- Exercise
In the listing below, count the lines containing the string "reflected" and state only the number.

- Supplied material

>> Begin

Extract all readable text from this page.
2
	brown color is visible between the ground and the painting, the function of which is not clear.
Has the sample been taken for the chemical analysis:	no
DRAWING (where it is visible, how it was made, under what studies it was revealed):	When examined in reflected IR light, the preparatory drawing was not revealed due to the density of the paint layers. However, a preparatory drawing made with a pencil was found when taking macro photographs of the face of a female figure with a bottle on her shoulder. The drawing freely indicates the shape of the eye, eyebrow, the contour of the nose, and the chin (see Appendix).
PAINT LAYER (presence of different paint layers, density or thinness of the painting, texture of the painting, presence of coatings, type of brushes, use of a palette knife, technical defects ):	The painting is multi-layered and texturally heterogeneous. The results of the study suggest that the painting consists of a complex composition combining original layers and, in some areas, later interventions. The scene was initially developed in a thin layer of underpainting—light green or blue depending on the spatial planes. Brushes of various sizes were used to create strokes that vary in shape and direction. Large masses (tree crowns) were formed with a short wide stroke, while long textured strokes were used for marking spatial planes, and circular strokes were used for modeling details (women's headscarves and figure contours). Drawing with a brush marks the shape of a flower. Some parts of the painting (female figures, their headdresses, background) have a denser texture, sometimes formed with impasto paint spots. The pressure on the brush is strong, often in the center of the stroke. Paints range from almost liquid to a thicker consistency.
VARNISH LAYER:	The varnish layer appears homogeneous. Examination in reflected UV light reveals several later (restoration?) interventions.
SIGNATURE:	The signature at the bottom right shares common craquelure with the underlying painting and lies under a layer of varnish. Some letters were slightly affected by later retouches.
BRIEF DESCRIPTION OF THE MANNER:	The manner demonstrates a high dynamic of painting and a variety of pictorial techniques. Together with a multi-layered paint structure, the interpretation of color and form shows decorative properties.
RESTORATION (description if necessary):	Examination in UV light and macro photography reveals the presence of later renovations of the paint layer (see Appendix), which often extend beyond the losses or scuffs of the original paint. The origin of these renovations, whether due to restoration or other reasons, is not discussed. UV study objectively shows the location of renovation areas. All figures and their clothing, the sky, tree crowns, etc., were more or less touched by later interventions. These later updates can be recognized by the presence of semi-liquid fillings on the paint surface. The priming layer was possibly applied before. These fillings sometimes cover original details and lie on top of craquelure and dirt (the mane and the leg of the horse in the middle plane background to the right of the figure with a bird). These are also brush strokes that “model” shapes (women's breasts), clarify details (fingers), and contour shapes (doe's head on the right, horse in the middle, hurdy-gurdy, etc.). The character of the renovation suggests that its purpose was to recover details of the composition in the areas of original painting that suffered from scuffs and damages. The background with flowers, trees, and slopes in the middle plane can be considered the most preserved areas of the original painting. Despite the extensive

>> End

- Final answer
2